• **Required work**
In the entries below, find the lines with the word "large指定" and copy them.

• **Exercise materials**
# # #
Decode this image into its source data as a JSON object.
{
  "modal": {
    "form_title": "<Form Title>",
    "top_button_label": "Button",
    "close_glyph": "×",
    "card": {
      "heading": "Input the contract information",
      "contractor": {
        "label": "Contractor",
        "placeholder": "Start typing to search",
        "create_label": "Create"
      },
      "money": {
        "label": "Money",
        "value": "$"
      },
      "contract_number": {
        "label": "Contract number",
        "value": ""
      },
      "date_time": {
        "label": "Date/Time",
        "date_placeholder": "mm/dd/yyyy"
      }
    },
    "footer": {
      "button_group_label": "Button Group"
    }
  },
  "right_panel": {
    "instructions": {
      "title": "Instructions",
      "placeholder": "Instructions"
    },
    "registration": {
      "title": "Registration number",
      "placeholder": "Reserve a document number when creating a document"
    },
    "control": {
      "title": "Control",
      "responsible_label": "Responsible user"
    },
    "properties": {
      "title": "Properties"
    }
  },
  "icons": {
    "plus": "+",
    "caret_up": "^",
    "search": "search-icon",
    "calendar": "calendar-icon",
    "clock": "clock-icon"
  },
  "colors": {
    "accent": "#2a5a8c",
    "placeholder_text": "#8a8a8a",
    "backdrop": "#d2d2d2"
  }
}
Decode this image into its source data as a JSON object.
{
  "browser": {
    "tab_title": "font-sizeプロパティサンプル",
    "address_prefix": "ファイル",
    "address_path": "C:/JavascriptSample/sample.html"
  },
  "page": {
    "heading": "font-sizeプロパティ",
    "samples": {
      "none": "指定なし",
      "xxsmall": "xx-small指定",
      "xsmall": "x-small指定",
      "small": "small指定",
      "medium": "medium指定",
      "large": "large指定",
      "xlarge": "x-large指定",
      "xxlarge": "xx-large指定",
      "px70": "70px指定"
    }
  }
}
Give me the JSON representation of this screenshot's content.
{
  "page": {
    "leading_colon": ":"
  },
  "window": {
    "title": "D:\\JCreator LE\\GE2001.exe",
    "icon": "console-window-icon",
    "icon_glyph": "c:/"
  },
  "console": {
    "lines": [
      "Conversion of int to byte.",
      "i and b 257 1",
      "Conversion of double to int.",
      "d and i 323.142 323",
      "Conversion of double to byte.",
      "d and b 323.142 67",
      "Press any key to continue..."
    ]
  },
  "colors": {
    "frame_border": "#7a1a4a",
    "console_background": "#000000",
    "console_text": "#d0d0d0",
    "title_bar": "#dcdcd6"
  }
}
# # #
• **Correct answer**
      "large": "large指定",
      "xlarge": "x-large指定",
      "xxlarge": "xx-large指定",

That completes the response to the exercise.